### [Information supplied]
++++++++++

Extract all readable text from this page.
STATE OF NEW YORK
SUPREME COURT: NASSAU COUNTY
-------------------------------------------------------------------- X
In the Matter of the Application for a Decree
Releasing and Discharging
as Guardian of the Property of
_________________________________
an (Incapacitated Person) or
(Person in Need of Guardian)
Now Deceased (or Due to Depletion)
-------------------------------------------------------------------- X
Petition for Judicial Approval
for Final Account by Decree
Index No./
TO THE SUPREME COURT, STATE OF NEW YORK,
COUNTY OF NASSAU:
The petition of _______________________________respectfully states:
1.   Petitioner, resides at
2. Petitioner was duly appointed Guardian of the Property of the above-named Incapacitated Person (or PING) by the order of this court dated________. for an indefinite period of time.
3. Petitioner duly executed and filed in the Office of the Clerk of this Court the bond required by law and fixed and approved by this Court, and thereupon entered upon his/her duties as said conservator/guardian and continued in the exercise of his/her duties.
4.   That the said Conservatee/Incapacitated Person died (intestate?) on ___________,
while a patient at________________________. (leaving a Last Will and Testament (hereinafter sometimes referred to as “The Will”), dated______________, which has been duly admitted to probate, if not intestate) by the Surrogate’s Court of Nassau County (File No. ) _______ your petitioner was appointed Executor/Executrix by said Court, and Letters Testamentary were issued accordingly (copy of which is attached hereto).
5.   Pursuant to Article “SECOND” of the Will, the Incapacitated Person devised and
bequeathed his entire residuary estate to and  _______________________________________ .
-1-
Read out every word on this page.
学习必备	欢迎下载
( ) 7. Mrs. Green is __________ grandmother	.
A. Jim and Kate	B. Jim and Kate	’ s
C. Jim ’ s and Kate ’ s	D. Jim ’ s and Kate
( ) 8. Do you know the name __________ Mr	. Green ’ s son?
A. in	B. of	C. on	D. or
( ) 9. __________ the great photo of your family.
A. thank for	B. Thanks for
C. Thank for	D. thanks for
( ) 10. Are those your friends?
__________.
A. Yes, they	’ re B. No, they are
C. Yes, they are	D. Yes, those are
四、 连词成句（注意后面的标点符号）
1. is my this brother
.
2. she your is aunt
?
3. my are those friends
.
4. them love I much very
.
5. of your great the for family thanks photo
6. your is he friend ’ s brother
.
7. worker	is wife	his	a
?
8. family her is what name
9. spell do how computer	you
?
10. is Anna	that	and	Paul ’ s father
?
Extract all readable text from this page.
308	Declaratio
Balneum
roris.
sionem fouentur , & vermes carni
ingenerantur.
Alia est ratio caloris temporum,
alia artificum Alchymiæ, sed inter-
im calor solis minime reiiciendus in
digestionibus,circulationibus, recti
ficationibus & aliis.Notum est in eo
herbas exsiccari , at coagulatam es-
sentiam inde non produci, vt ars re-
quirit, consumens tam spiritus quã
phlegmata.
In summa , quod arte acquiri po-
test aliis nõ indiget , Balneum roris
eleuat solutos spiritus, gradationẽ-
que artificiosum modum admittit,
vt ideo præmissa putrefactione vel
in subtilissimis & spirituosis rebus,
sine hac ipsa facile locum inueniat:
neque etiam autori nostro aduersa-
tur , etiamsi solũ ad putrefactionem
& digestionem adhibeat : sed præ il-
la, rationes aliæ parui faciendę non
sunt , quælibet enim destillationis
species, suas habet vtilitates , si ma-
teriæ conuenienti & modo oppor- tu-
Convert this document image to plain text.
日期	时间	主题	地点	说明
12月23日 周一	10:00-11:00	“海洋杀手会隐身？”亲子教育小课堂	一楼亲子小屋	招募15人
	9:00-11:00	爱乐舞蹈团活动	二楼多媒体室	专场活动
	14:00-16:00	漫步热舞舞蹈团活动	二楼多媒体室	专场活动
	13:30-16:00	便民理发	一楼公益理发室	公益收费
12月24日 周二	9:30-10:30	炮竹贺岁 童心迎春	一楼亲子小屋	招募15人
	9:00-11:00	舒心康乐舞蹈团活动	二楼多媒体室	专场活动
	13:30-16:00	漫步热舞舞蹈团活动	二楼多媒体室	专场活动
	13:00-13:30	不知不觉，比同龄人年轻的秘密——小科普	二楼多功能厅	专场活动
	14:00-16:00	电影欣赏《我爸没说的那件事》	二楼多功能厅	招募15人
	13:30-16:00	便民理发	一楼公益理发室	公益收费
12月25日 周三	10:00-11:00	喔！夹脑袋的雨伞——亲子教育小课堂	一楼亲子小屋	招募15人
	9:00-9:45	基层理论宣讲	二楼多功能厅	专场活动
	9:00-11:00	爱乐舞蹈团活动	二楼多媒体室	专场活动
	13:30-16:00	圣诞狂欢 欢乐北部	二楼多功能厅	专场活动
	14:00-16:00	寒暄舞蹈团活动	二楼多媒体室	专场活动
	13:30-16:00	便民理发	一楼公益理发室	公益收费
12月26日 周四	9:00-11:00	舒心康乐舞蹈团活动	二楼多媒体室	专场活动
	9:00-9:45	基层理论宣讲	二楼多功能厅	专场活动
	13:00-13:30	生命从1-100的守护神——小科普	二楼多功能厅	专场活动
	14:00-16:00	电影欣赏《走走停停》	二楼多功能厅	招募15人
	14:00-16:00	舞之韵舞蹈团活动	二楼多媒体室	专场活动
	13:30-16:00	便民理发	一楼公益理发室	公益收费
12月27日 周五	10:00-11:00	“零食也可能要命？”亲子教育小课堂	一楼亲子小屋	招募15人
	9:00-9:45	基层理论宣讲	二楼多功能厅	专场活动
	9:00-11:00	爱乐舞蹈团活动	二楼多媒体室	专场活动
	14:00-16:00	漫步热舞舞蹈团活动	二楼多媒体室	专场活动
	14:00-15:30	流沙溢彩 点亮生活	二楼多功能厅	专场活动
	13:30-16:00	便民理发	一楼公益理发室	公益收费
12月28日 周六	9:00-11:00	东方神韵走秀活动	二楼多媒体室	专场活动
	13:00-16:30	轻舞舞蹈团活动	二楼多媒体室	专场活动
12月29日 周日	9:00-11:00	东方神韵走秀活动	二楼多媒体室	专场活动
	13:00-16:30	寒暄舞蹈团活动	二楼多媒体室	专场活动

++++++++++

### [Work instructions]
Review the preceding data and report every line that includes the string "family".

### [Final result]
( ) 9. __________ the great photo of your family.
5. of your great the for family thanks photo
8. family her is what name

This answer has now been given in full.